▶ Problem statement: Convert everything from the first of the lines below down to and including the line containing "axis-x-label: x [67,778,73,789]" into a numbered list, leaving out any blank lines.

++++++++

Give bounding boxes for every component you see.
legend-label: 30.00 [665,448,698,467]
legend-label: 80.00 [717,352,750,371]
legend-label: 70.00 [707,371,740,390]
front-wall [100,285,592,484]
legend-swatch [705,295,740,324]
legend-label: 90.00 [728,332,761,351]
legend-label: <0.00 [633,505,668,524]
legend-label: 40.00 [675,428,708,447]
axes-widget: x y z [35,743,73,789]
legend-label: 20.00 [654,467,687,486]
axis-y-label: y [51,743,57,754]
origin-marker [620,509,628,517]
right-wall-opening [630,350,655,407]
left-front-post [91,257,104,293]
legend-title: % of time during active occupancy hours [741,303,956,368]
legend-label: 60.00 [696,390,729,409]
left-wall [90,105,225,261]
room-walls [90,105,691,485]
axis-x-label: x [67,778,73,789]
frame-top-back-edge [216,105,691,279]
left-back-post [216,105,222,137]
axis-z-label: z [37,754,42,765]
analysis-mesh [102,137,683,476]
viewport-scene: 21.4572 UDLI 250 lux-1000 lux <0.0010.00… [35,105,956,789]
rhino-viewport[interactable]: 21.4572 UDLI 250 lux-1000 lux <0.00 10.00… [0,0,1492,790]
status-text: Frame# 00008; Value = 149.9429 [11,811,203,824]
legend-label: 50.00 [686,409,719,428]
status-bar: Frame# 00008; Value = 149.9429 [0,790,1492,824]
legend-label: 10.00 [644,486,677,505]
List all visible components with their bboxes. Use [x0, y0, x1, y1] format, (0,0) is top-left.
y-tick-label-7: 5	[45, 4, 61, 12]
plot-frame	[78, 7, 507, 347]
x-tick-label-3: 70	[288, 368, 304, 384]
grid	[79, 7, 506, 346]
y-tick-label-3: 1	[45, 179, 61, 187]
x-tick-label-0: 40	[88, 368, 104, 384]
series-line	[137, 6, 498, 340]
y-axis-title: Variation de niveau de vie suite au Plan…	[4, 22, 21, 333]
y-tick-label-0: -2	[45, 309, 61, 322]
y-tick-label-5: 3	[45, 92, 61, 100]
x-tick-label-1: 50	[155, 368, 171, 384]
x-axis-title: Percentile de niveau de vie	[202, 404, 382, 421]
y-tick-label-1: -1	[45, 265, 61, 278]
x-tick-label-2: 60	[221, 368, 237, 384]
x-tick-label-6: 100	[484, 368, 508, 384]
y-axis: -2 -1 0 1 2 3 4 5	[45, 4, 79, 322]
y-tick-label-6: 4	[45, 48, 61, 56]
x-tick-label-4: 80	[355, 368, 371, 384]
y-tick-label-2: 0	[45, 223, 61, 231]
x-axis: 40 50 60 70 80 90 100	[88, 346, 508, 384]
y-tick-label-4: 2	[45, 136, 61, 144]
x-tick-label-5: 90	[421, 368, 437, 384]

++++++++

▶ Result for this exercise:
1. Give bounding boxes for every component you see.
2. legend-label: 30.00 [665,448,698,467]
3. legend-label: 80.00 [717,352,750,371]
4. legend-label: 70.00 [707,371,740,390]
5. front-wall [100,285,592,484]
6. legend-swatch [705,295,740,324]
7. legend-label: 90.00 [728,332,761,351]
8. legend-label: <0.00 [633,505,668,524]
9. legend-label: 40.00 [675,428,708,447]
10. axes-widget: x y z [35,743,73,789]
11. legend-label: 20.00 [654,467,687,486]
12. axis-y-label: y [51,743,57,754]
13. origin-marker [620,509,628,517]
14. right-wall-opening [630,350,655,407]
15. left-front-post [91,257,104,293]
16. legend-title: % of time during active occupancy hours [741,303,956,368]
17. legend-label: 60.00 [696,390,729,409]
18. left-wall [90,105,225,261]
19. room-walls [90,105,691,485]
20. axis-x-label: x [67,778,73,789]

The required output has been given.